RECORD EXTRACTS:
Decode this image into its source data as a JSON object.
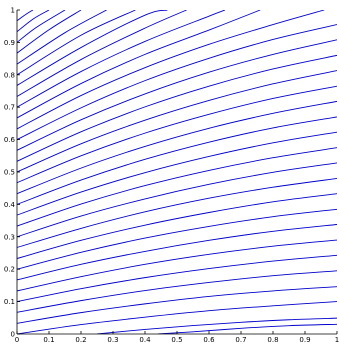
{
  "chart_data": {
    "type": "line",
    "title": "",
    "xlabel": "",
    "ylabel": "",
    "xlim": [
      0,
      1
    ],
    "ylim": [
      0,
      1
    ],
    "grid": false,
    "legend": "none",
    "line_color": "#0000cc",
    "xticks": [
      "0",
      "0.1",
      "0.2",
      "0.3",
      "0.4",
      "0.5",
      "0.6",
      "0.7",
      "0.8",
      "0.9",
      "1"
    ],
    "yticks": [
      "0",
      "0.1",
      "0.2",
      "0.3",
      "0.4",
      "0.5",
      "0.6",
      "0.7",
      "0.8",
      "0.9",
      "1"
    ],
    "series": [
      {
        "x": [
          0.44,
          0.55,
          0.7,
          0.85,
          1.0
        ],
        "y": [
          0.0,
          0.0067,
          0.0175,
          0.0257,
          0.03
        ]
      },
      {
        "x": [
          0.25,
          0.4,
          0.55,
          0.7,
          0.85,
          1.0
        ],
        "y": [
          0.0,
          0.014,
          0.026,
          0.036,
          0.044,
          0.049
        ]
      },
      {
        "x": [
          0.0,
          0.2,
          0.4,
          0.6,
          0.8,
          1.0
        ],
        "y": [
          0.0,
          0.029,
          0.052,
          0.072,
          0.087,
          0.1
        ]
      },
      {
        "x": [
          0.0,
          0.2,
          0.4,
          0.6,
          0.8,
          1.0
        ],
        "y": [
          0.033,
          0.066,
          0.093,
          0.116,
          0.133,
          0.146
        ]
      },
      {
        "x": [
          0.0,
          0.2,
          0.4,
          0.6,
          0.8,
          1.0
        ],
        "y": [
          0.067,
          0.103,
          0.134,
          0.159,
          0.18,
          0.195
        ]
      },
      {
        "x": [
          0.0,
          0.2,
          0.4,
          0.6,
          0.8,
          1.0
        ],
        "y": [
          0.1,
          0.14,
          0.174,
          0.202,
          0.225,
          0.243
        ]
      },
      {
        "x": [
          0.0,
          0.2,
          0.4,
          0.6,
          0.8,
          1.0
        ],
        "y": [
          0.133,
          0.177,
          0.215,
          0.246,
          0.271,
          0.29
        ]
      },
      {
        "x": [
          0.0,
          0.2,
          0.4,
          0.6,
          0.8,
          1.0
        ],
        "y": [
          0.167,
          0.215,
          0.255,
          0.289,
          0.317,
          0.338
        ]
      },
      {
        "x": [
          0.0,
          0.2,
          0.4,
          0.6,
          0.8,
          1.0
        ],
        "y": [
          0.2,
          0.252,
          0.296,
          0.332,
          0.362,
          0.385
        ]
      },
      {
        "x": [
          0.0,
          0.2,
          0.4,
          0.6,
          0.8,
          1.0
        ],
        "y": [
          0.233,
          0.289,
          0.336,
          0.375,
          0.408,
          0.433
        ]
      },
      {
        "x": [
          0.0,
          0.2,
          0.4,
          0.6,
          0.8,
          1.0
        ],
        "y": [
          0.267,
          0.326,
          0.377,
          0.419,
          0.453,
          0.48
        ]
      },
      {
        "x": [
          0.0,
          0.2,
          0.4,
          0.6,
          0.8,
          1.0
        ],
        "y": [
          0.3,
          0.364,
          0.417,
          0.462,
          0.499,
          0.528
        ]
      },
      {
        "x": [
          0.0,
          0.2,
          0.4,
          0.6,
          0.8,
          1.0
        ],
        "y": [
          0.333,
          0.401,
          0.458,
          0.505,
          0.544,
          0.575
        ]
      },
      {
        "x": [
          0.0,
          0.2,
          0.4,
          0.6,
          0.8,
          1.0
        ],
        "y": [
          0.367,
          0.438,
          0.498,
          0.548,
          0.59,
          0.623
        ]
      },
      {
        "x": [
          0.0,
          0.2,
          0.4,
          0.6,
          0.8,
          1.0
        ],
        "y": [
          0.4,
          0.475,
          0.539,
          0.592,
          0.636,
          0.67
        ]
      },
      {
        "x": [
          0.0,
          0.2,
          0.4,
          0.6,
          0.8,
          1.0
        ],
        "y": [
          0.433,
          0.512,
          0.579,
          0.635,
          0.681,
          0.718
        ]
      },
      {
        "x": [
          0.0,
          0.2,
          0.4,
          0.6,
          0.8,
          1.0
        ],
        "y": [
          0.467,
          0.55,
          0.62,
          0.678,
          0.727,
          0.765
        ]
      },
      {
        "x": [
          0.0,
          0.2,
          0.4,
          0.6,
          0.8,
          1.0
        ],
        "y": [
          0.5,
          0.587,
          0.66,
          0.721,
          0.772,
          0.813
        ]
      },
      {
        "x": [
          0.0,
          0.2,
          0.4,
          0.6,
          0.8,
          1.0
        ],
        "y": [
          0.533,
          0.624,
          0.701,
          0.765,
          0.818,
          0.86
        ]
      },
      {
        "x": [
          0.0,
          0.2,
          0.4,
          0.6,
          0.8,
          1.0
        ],
        "y": [
          0.567,
          0.661,
          0.741,
          0.808,
          0.863,
          0.908
        ]
      },
      {
        "x": [
          0.0,
          0.2,
          0.4,
          0.6,
          0.8,
          1.0
        ],
        "y": [
          0.6,
          0.698,
          0.782,
          0.851,
          0.909,
          0.955
        ]
      },
      {
        "x": [
          0.0,
          0.2,
          0.4,
          0.6,
          0.8,
          0.96
        ],
        "y": [
          0.633,
          0.736,
          0.822,
          0.894,
          0.955,
          1.0
        ]
      },
      {
        "x": [
          0.0,
          0.2,
          0.4,
          0.6,
          0.76
        ],
        "y": [
          0.667,
          0.773,
          0.863,
          0.938,
          1.0
        ]
      },
      {
        "x": [
          0.0,
          0.2,
          0.4,
          0.6,
          0.65
        ],
        "y": [
          0.7,
          0.81,
          0.903,
          0.981,
          1.0
        ]
      },
      {
        "x": [
          0.0,
          0.2,
          0.4,
          0.53
        ],
        "y": [
          0.733,
          0.847,
          0.944,
          1.0
        ]
      },
      {
        "x": [
          0.0,
          0.2,
          0.4,
          0.47
        ],
        "y": [
          0.767,
          0.884,
          0.984,
          1.0
        ]
      },
      {
        "x": [
          0.0,
          0.2,
          0.37
        ],
        "y": [
          0.8,
          0.922,
          1.0
        ]
      },
      {
        "x": [
          0.0,
          0.15,
          0.28
        ],
        "y": [
          0.833,
          0.93,
          1.0
        ]
      },
      {
        "x": [
          0.0,
          0.1,
          0.2
        ],
        "y": [
          0.867,
          0.939,
          1.0
        ]
      },
      {
        "x": [
          0.0,
          0.06,
          0.15
        ],
        "y": [
          0.9,
          0.946,
          1.0
        ]
      },
      {
        "x": [
          0.0,
          0.05,
          0.1
        ],
        "y": [
          0.933,
          0.972,
          1.0
        ]
      },
      {
        "x": [
          0.0,
          0.03,
          0.05
        ],
        "y": [
          0.967,
          0.988,
          1.0
        ]
      }
    ]
  }
}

WHAT YOU NEED TO DO: Make an exact copy of the records shown above, without the pictures.

COMPLETE RESPONSE:
Decode this image into its source data as a JSON object.
{
  "chart_data": {
    "type": "line",
    "title": "",
    "xlabel": "",
    "ylabel": "",
    "xlim": [
      0,
      1
    ],
    "ylim": [
      0,
      1
    ],
    "grid": false,
    "legend": "none",
    "line_color": "#0000cc",
    "xticks": [
      "0",
      "0.1",
      "0.2",
      "0.3",
      "0.4",
      "0.5",
      "0.6",
      "0.7",
      "0.8",
      "0.9",
      "1"
    ],
    "yticks": [
      "0",
      "0.1",
      "0.2",
      "0.3",
      "0.4",
      "0.5",
      "0.6",
      "0.7",
      "0.8",
      "0.9",
      "1"
    ],
    "series": [
      {
        "x": [
          0.44,
          0.55,
          0.7,
          0.85,
          1.0
        ],
        "y": [
          0.0,
          0.0067,
          0.0175,
          0.0257,
          0.03
        ]
      },
      {
        "x": [
          0.25,
          0.4,
          0.55,
          0.7,
          0.85,
          1.0
        ],
        "y": [
          0.0,
          0.014,
          0.026,
          0.036,
          0.044,
          0.049
        ]
      },
      {
        "x": [
          0.0,
          0.2,
          0.4,
          0.6,
          0.8,
          1.0
        ],
        "y": [
          0.0,
          0.029,
          0.052,
          0.072,
          0.087,
          0.1
        ]
      },
      {
        "x": [
          0.0,
          0.2,
          0.4,
          0.6,
          0.8,
          1.0
        ],
        "y": [
          0.033,
          0.066,
          0.093,
          0.116,
          0.133,
          0.146
        ]
      },
      {
        "x": [
          0.0,
          0.2,
          0.4,
          0.6,
          0.8,
          1.0
        ],
        "y": [
          0.067,
          0.103,
          0.134,
          0.159,
          0.18,
          0.195
        ]
      },
      {
        "x": [
          0.0,
          0.2,
          0.4,
          0.6,
          0.8,
          1.0
        ],
        "y": [
          0.1,
          0.14,
          0.174,
          0.202,
          0.225,
          0.243
        ]
      },
      {
        "x": [
          0.0,
          0.2,
          0.4,
          0.6,
          0.8,
          1.0
        ],
        "y": [
          0.133,
          0.177,
          0.215,
          0.246,
          0.271,
          0.29
        ]
      },
      {
        "x": [
          0.0,
          0.2,
          0.4,
          0.6,
          0.8,
          1.0
        ],
        "y": [
          0.167,
          0.215,
          0.255,
          0.289,
          0.317,
          0.338
        ]
      },
      {
        "x": [
          0.0,
          0.2,
          0.4,
          0.6,
          0.8,
          1.0
        ],
        "y": [
          0.2,
          0.252,
          0.296,
          0.332,
          0.362,
          0.385
        ]
      },
      {
        "x": [
          0.0,
          0.2,
          0.4,
          0.6,
          0.8,
          1.0
        ],
        "y": [
          0.233,
          0.289,
          0.336,
          0.375,
          0.408,
          0.433
        ]
      },
      {
        "x": [
          0.0,
          0.2,
          0.4,
          0.6,
          0.8,
          1.0
        ],
        "y": [
          0.267,
          0.326,
          0.377,
          0.419,
          0.453,
          0.48
        ]
      },
      {
        "x": [
          0.0,
          0.2,
          0.4,
          0.6,
          0.8,
          1.0
        ],
        "y": [
          0.3,
          0.364,
          0.417,
          0.462,
          0.499,
          0.528
        ]
      },
      {
        "x": [
          0.0,
          0.2,
          0.4,
          0.6,
          0.8,
          1.0
        ],
        "y": [
          0.333,
          0.401,
          0.458,
          0.505,
          0.544,
          0.575
        ]
      },
      {
        "x": [
          0.0,
          0.2,
          0.4,
          0.6,
          0.8,
          1.0
        ],
        "y": [
          0.367,
          0.438,
          0.498,
          0.548,
          0.59,
          0.623
        ]
      },
      {
        "x": [
          0.0,
          0.2,
          0.4,
          0.6,
          0.8,
          1.0
        ],
        "y": [
          0.4,
          0.475,
          0.539,
          0.592,
          0.636,
          0.67
        ]
      },
      {
        "x": [
          0.0,
          0.2,
          0.4,
          0.6,
          0.8,
          1.0
        ],
        "y": [
          0.433,
          0.512,
          0.579,
          0.635,
          0.681,
          0.718
        ]
      },
      {
        "x": [
          0.0,
          0.2,
          0.4,
          0.6,
          0.8,
          1.0
        ],
        "y": [
          0.467,
          0.55,
          0.62,
          0.678,
          0.727,
          0.765
        ]
      },
      {
        "x": [
          0.0,
          0.2,
          0.4,
          0.6,
          0.8,
          1.0
        ],
        "y": [
          0.5,
          0.587,
          0.66,
          0.721,
          0.772,
          0.813
        ]
      },
      {
        "x": [
          0.0,
          0.2,
          0.4,
          0.6,
          0.8,
          1.0
        ],
        "y": [
          0.533,
          0.624,
          0.701,
          0.765,
          0.818,
          0.86
        ]
      },
      {
        "x": [
          0.0,
          0.2,
          0.4,
          0.6,
          0.8,
          1.0
        ],
        "y": [
          0.567,
          0.661,
          0.741,
          0.808,
          0.863,
          0.908
        ]
      },
      {
        "x": [
          0.0,
          0.2,
          0.4,
          0.6,
          0.8,
          1.0
        ],
        "y": [
          0.6,
          0.698,
          0.782,
          0.851,
          0.909,
          0.955
        ]
      },
      {
        "x": [
          0.0,
          0.2,
          0.4,
          0.6,
          0.8,
          0.96
        ],
        "y": [
          0.633,
          0.736,
          0.822,
          0.894,
          0.955,
          1.0
        ]
      },
      {
        "x": [
          0.0,
          0.2,
          0.4,
          0.6,
          0.76
        ],
        "y": [
          0.667,
          0.773,
          0.863,
          0.938,
          1.0
        ]
      },
      {
        "x": [
          0.0,
          0.2,
          0.4,
          0.6,
          0.65
        ],
        "y": [
          0.7,
          0.81,
          0.903,
          0.981,
          1.0
        ]
      },
      {
        "x": [
          0.0,
          0.2,
          0.4,
          0.53
        ],
        "y": [
          0.733,
          0.847,
          0.944,
          1.0
        ]
      },
      {
        "x": [
          0.0,
          0.2,
          0.4,
          0.47
        ],
        "y": [
          0.767,
          0.884,
          0.984,
          1.0
        ]
      },
      {
        "x": [
          0.0,
          0.2,
          0.37
        ],
        "y": [
          0.8,
          0.922,
          1.0
        ]
      },
      {
        "x": [
          0.0,
          0.15,
          0.28
        ],
        "y": [
          0.833,
          0.93,
          1.0
        ]
      },
      {
        "x": [
          0.0,
          0.1,
          0.2
        ],
        "y": [
          0.867,
          0.939,
          1.0
        ]
      },
      {
        "x": [
          0.0,
          0.06,
          0.15
        ],
        "y": [
          0.9,
          0.946,
          1.0
        ]
      },
      {
        "x": [
          0.0,
          0.05,
          0.1
        ],
        "y": [
          0.933,
          0.972,
          1.0
        ]
      },
      {
        "x": [
          0.0,
          0.03,
          0.05
        ],
        "y": [
          0.967,
          0.988,
          1.0
        ]
      }
    ]
  }
}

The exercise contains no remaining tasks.